Please change "watermark-label" to "watermark-caption" in the data from the start to the line with "header-watermark <box>0 72 950 108</box>", and return those lines with everything else left as it is.

[START Stored data]

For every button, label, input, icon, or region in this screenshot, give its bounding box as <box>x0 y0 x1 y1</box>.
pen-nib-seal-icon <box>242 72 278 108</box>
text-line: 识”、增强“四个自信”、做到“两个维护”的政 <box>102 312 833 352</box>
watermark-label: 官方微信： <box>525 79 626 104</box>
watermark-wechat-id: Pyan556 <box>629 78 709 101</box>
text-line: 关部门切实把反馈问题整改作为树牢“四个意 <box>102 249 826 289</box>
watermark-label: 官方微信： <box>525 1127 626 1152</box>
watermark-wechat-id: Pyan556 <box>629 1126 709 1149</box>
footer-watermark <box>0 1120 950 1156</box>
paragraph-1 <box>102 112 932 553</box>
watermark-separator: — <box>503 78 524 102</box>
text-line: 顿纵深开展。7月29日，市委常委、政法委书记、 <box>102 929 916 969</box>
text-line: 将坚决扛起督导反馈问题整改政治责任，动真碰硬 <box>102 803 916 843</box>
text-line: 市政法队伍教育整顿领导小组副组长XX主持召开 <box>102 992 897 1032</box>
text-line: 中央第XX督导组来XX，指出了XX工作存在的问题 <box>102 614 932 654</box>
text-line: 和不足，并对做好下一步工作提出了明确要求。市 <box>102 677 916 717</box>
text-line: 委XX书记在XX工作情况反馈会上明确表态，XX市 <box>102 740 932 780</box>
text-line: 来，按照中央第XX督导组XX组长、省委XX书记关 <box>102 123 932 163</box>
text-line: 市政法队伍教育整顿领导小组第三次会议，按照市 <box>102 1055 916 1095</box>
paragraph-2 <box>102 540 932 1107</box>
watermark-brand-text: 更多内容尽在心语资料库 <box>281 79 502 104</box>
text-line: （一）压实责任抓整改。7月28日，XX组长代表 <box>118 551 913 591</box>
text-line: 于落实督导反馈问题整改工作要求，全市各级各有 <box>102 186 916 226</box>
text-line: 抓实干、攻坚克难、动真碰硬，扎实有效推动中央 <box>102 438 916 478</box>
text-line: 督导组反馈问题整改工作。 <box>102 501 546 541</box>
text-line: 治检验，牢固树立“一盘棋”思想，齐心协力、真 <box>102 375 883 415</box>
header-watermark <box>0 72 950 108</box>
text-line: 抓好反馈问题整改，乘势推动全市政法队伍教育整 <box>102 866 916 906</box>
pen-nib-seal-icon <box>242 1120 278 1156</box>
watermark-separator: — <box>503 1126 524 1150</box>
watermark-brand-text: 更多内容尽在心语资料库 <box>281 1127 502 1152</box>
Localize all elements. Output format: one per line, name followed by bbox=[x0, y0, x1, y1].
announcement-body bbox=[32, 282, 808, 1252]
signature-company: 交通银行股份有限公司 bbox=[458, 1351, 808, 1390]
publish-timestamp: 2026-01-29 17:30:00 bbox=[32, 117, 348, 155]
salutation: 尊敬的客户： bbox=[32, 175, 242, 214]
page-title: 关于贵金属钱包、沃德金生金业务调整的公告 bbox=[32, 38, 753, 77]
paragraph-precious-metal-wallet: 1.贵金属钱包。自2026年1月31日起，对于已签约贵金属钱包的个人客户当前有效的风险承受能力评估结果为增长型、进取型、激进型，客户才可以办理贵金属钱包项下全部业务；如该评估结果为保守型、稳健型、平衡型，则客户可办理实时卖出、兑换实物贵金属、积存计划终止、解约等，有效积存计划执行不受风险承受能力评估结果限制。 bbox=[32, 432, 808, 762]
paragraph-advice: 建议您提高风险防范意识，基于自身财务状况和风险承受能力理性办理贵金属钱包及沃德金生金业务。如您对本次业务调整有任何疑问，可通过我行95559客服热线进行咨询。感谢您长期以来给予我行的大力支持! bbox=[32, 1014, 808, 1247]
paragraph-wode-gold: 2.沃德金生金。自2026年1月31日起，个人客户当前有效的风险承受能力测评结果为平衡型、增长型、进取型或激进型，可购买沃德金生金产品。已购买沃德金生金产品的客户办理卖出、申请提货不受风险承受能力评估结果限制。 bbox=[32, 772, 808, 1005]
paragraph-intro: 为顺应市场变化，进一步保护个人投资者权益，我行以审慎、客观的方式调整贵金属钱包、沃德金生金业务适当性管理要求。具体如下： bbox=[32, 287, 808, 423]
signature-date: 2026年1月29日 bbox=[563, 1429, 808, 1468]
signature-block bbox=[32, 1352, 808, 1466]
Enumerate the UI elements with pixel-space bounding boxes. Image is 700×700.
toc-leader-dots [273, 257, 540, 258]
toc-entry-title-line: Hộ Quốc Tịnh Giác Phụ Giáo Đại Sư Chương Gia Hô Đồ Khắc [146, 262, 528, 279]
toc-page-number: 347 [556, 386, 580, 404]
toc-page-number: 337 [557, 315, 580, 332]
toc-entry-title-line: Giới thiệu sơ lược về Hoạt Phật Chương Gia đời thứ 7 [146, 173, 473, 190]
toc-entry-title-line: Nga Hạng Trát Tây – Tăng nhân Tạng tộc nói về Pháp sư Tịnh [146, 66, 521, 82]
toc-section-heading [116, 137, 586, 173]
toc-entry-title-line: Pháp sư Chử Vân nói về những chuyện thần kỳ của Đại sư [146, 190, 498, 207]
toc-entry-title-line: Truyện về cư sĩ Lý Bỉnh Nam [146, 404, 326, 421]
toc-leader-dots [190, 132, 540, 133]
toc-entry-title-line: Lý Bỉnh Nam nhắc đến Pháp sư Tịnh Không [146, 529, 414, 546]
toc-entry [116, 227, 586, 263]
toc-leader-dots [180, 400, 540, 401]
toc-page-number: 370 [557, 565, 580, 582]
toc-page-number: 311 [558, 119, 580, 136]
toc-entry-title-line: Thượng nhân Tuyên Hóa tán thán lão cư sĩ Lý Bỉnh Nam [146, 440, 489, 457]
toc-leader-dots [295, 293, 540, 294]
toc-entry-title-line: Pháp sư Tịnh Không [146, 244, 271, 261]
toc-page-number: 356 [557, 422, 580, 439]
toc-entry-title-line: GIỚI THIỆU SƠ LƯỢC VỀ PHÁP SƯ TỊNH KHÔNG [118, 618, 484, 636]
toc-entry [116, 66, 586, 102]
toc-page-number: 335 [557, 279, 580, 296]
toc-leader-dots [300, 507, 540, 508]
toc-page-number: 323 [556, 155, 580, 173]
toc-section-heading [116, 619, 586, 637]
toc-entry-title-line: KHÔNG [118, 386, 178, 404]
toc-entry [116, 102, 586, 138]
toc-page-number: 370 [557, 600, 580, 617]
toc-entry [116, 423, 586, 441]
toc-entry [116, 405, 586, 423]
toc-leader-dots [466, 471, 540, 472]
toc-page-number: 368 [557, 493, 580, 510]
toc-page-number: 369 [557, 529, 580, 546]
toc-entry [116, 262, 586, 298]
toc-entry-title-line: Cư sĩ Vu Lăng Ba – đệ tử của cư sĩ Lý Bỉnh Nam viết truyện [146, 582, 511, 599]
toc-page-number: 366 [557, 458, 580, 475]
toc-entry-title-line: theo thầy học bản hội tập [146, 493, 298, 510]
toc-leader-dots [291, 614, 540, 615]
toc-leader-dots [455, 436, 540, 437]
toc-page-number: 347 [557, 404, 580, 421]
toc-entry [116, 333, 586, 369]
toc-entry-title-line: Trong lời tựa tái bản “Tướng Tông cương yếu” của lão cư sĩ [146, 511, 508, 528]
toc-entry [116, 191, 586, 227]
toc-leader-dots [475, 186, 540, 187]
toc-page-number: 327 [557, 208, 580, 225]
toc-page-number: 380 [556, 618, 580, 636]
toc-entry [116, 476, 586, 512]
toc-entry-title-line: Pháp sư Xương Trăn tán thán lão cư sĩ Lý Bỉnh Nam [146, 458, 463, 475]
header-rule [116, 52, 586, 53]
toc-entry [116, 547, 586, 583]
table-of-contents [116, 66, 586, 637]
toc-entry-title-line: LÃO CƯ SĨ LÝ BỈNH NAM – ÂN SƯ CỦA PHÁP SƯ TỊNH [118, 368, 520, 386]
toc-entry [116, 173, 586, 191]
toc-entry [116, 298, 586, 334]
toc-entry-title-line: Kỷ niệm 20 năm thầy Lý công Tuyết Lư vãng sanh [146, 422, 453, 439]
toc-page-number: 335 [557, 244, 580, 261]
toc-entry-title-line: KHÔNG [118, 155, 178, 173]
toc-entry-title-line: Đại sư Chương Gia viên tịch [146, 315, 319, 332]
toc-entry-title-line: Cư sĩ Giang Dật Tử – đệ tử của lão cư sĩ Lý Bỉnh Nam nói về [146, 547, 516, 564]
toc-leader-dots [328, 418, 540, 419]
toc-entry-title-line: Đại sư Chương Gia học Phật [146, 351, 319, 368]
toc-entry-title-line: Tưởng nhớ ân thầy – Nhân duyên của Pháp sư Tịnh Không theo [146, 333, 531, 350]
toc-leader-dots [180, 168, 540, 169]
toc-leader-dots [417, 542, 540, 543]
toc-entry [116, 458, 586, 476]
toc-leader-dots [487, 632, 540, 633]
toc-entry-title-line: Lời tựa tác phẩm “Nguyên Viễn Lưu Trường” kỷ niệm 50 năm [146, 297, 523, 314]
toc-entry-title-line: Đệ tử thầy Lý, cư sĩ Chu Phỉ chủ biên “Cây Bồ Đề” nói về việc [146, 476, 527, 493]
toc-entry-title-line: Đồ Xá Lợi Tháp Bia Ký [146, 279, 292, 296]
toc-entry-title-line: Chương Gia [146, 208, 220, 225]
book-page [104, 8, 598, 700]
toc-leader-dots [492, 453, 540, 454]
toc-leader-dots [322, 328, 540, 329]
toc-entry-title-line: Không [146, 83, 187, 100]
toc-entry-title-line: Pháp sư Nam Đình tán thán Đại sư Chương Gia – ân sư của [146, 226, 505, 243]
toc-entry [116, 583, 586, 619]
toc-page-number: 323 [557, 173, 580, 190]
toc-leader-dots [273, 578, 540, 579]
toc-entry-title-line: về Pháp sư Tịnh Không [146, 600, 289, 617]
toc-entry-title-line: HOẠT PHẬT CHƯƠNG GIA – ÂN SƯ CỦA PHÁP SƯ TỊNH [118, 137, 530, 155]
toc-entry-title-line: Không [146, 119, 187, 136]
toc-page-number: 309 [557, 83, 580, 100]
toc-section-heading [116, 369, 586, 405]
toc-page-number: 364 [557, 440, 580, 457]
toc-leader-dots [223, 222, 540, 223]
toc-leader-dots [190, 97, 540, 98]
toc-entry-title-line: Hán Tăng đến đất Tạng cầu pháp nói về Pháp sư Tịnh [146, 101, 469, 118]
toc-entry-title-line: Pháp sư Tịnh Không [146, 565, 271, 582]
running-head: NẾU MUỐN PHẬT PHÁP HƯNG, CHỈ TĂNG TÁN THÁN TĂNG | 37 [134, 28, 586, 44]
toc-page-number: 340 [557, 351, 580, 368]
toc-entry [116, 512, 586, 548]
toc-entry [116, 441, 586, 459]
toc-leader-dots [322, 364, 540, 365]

[END Stored data]

- [Final answer]
For every button, label, input, icon, or region in this screenshot, give its bounding box as <box>x0 y0 x1 y1</box>.
pen-nib-seal-icon <box>242 72 278 108</box>
text-line: 识”、增强“四个自信”、做到“两个维护”的政 <box>102 312 833 352</box>
watermark-caption: 官方微信： <box>525 79 626 104</box>
watermark-wechat-id: Pyan556 <box>629 78 709 101</box>
text-line: 关部门切实把反馈问题整改作为树牢“四个意 <box>102 249 826 289</box>
watermark-caption: 官方微信： <box>525 1127 626 1152</box>
watermark-wechat-id: Pyan556 <box>629 1126 709 1149</box>
footer-watermark <box>0 1120 950 1156</box>
paragraph-1 <box>102 112 932 553</box>
watermark-separator: — <box>503 78 524 102</box>
text-line: 顿纵深开展。7月29日，市委常委、政法委书记、 <box>102 929 916 969</box>
text-line: 将坚决扛起督导反馈问题整改政治责任，动真碰硬 <box>102 803 916 843</box>
text-line: 市政法队伍教育整顿领导小组副组长XX主持召开 <box>102 992 897 1032</box>
text-line: 中央第XX督导组来XX，指出了XX工作存在的问题 <box>102 614 932 654</box>
text-line: 和不足，并对做好下一步工作提出了明确要求。市 <box>102 677 916 717</box>
text-line: 委XX书记在XX工作情况反馈会上明确表态，XX市 <box>102 740 932 780</box>
text-line: 来，按照中央第XX督导组XX组长、省委XX书记关 <box>102 123 932 163</box>
text-line: 市政法队伍教育整顿领导小组第三次会议，按照市 <box>102 1055 916 1095</box>
paragraph-2 <box>102 540 932 1107</box>
watermark-brand-text: 更多内容尽在心语资料库 <box>281 79 502 104</box>
text-line: （一）压实责任抓整改。7月28日，XX组长代表 <box>118 551 913 591</box>
text-line: 于落实督导反馈问题整改工作要求，全市各级各有 <box>102 186 916 226</box>
text-line: 抓实干、攻坚克难、动真碰硬，扎实有效推动中央 <box>102 438 916 478</box>
text-line: 督导组反馈问题整改工作。 <box>102 501 546 541</box>
text-line: 治检验，牢固树立“一盘棋”思想，齐心协力、真 <box>102 375 883 415</box>
header-watermark <box>0 72 950 108</box>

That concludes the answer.